::: Page extract :::

In few words ; going deep in circuit analysis ( say, to test your topology ) => use the classic SPICE simulators.

To review the whole system response ( say, to check how o/p of part A affects part B ) => use fast SPICE.
 

HSpice is quite fast - indeed - but not so comfortable!!!

there is no advantage with a disadvantage!


ciao
 

for a ams design,
1. at sub-block level (small block), use hspice to simulate, and try to estimate the higher level results, you should meet all the spec. at this level,
2. at fully system level, for functionality check, use hsim to verified.

you can actually forget about using spectre for ams, but you can use it for rf-ams design.
 

hsim and spectre both get accuracy problem, hsim take subcells as the same,
so it can speed up the simulation
 

I used ADiT and it does not have accuracy problem like HSIM.

::: Data extracts :::

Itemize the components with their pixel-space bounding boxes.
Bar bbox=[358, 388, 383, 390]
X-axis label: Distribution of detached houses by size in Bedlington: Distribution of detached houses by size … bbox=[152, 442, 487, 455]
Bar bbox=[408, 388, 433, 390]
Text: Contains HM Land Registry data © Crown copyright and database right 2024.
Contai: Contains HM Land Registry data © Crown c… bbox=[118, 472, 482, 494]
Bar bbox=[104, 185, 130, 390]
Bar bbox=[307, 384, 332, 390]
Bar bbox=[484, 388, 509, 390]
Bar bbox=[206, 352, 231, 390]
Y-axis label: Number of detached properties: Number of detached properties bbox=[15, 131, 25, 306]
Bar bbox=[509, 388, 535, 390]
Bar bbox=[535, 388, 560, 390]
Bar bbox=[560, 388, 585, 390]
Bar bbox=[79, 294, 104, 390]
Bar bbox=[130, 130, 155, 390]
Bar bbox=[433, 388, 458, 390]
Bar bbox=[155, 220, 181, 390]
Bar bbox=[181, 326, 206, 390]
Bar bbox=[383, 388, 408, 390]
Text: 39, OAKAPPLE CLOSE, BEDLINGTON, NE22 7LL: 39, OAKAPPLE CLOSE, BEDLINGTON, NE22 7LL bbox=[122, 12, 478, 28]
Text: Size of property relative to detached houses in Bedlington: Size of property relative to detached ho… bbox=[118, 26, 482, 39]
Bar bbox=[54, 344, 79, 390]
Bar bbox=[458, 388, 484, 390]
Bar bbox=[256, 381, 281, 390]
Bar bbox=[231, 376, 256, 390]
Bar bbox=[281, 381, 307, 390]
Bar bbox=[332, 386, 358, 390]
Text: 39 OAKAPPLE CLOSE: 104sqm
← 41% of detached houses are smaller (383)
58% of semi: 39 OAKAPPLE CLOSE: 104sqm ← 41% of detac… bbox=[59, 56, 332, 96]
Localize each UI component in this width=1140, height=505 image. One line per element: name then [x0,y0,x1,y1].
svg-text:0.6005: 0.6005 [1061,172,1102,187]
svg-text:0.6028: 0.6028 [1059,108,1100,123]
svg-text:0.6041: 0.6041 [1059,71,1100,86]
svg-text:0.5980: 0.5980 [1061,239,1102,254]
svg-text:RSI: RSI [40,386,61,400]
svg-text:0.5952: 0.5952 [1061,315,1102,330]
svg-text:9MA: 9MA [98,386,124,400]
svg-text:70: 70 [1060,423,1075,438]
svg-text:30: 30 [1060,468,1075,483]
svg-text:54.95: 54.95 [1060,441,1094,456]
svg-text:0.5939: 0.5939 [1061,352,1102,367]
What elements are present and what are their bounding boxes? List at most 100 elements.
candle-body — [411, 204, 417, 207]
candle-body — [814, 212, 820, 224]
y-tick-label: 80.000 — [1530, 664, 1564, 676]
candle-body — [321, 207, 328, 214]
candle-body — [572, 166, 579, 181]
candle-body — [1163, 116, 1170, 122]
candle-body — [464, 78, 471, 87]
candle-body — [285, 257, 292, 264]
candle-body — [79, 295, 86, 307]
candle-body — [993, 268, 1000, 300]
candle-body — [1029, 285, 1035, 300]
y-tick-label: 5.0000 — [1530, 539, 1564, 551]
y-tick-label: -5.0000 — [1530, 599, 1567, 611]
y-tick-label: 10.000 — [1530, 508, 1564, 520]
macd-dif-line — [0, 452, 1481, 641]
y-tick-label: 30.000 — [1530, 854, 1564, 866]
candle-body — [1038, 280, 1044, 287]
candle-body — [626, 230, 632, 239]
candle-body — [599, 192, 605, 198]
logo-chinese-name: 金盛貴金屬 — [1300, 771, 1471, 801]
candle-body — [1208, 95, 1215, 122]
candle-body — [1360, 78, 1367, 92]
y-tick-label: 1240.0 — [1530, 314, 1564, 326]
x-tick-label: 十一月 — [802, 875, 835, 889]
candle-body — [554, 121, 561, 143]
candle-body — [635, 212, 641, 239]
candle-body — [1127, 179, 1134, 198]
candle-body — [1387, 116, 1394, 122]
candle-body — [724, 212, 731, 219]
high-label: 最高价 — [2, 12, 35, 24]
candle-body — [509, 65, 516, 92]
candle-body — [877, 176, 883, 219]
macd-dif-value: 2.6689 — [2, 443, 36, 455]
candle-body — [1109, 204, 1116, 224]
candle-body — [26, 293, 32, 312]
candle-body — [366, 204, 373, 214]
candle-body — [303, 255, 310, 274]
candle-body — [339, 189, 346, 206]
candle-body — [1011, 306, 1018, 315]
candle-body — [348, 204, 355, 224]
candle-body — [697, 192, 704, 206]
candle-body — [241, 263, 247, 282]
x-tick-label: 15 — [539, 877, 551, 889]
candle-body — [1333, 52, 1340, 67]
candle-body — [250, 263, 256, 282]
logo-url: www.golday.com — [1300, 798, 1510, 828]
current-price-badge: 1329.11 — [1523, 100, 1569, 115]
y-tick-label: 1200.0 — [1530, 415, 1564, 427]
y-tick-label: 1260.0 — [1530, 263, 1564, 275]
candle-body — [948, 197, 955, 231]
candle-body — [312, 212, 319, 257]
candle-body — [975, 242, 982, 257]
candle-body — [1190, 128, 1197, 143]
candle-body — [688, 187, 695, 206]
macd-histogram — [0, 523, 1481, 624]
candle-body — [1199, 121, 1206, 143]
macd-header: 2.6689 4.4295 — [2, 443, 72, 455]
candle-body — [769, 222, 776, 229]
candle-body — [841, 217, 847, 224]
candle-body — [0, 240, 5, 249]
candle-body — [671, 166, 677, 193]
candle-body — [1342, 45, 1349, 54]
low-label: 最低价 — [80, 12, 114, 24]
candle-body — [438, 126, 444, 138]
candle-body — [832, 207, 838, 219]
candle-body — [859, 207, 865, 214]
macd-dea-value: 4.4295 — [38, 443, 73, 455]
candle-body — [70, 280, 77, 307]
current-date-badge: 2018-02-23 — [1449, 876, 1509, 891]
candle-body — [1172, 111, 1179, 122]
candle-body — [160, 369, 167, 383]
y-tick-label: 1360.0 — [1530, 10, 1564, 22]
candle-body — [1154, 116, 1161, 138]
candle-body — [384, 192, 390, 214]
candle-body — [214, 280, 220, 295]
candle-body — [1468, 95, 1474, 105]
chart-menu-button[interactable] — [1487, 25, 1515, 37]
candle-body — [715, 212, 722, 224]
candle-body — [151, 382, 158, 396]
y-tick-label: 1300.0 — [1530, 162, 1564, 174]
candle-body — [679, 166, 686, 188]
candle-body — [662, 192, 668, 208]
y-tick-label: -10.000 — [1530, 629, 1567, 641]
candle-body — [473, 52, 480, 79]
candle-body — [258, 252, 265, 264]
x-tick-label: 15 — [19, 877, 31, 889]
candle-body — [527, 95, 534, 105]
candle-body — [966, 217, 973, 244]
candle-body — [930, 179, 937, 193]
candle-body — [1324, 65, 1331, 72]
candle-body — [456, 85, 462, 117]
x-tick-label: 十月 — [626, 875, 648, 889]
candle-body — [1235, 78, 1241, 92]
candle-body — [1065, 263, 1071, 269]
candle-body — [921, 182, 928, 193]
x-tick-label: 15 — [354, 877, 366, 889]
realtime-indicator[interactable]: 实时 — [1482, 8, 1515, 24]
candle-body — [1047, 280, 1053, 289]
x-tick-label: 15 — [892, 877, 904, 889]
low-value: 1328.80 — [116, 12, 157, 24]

:::

Task requirements:
**A.** In the simulator discussion, which tool is suggested for the functionality check at the full system level of an AMS design?
**B.** Summarize the simulator discussion in two sentences.
**C.** Write out the simulator discussion's wording from "In few words" to "use fast SPICE.".

Responses to the exercise:
**A.** hsim

**B.** Classic SPICE simulators suit deep circuit analysis, while fast SPICE suits reviewing the whole system response, and for AMS design hspice is suggested at the sub-block level and hsim for the full-system functionality check. Hsim and spectre are both said to have accuracy problems, while one post reports that ADiT does not have the accuracy problem that HSIM has.

**C.**
In few words ; going deep in circuit analysis ( say, to test your topology ) => use the classic SPICE simulators.

To review the whole system response ( say, to check how o/p of part A affects part B ) => use fast SPICE.